§ **WORK TO COMPLETE**
Format the entries, from the line containing "side-ba bbox=[368, 274, 740, 552]" through the end of the entries, as a JSON list of strings with one string per line and no blank lines.

§ **MATERIAL FOR THE TASK**
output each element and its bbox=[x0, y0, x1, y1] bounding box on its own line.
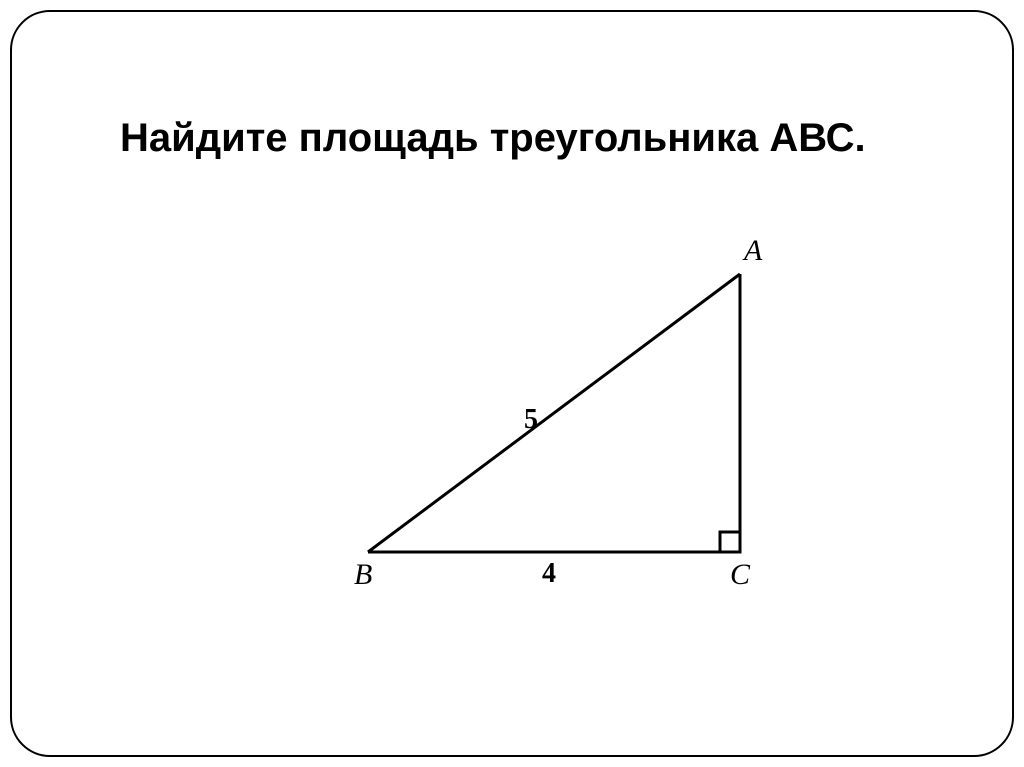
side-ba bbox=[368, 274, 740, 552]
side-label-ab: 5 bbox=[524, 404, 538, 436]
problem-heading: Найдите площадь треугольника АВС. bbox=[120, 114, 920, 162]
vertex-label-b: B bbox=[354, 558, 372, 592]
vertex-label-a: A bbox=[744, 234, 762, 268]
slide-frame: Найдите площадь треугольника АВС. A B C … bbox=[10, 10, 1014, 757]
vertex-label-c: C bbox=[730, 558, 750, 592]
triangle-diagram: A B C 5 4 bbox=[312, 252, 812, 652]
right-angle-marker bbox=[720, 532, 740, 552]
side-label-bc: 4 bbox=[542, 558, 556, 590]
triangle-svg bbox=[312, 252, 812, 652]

§ **COMPLETE OUTPUT**
[
  "side-ba bbox=[368, 274, 740, 552]",
  "side-label-ab: 5 bbox=[524, 404, 538, 436]",
  "problem-heading: Найдите площадь треугольника АВС. bbox=[120, 114, 920, 162]",
  "vertex-label-b: B bbox=[354, 558, 372, 592]",
  "vertex-label-a: A bbox=[744, 234, 762, 268]",
  "slide-frame: Найдите площадь треугольника АВС. A B C … bbox=[10, 10, 1014, 757]",
  "vertex-label-c: C bbox=[730, 558, 750, 592]",
  "triangle-diagram: A B C 5 4 bbox=[312, 252, 812, 652]",
  "right-angle-marker bbox=[720, 532, 740, 552]",
  "side-label-bc: 4 bbox=[542, 558, 556, 590]",
  "triangle-svg bbox=[312, 252, 812, 652]"
]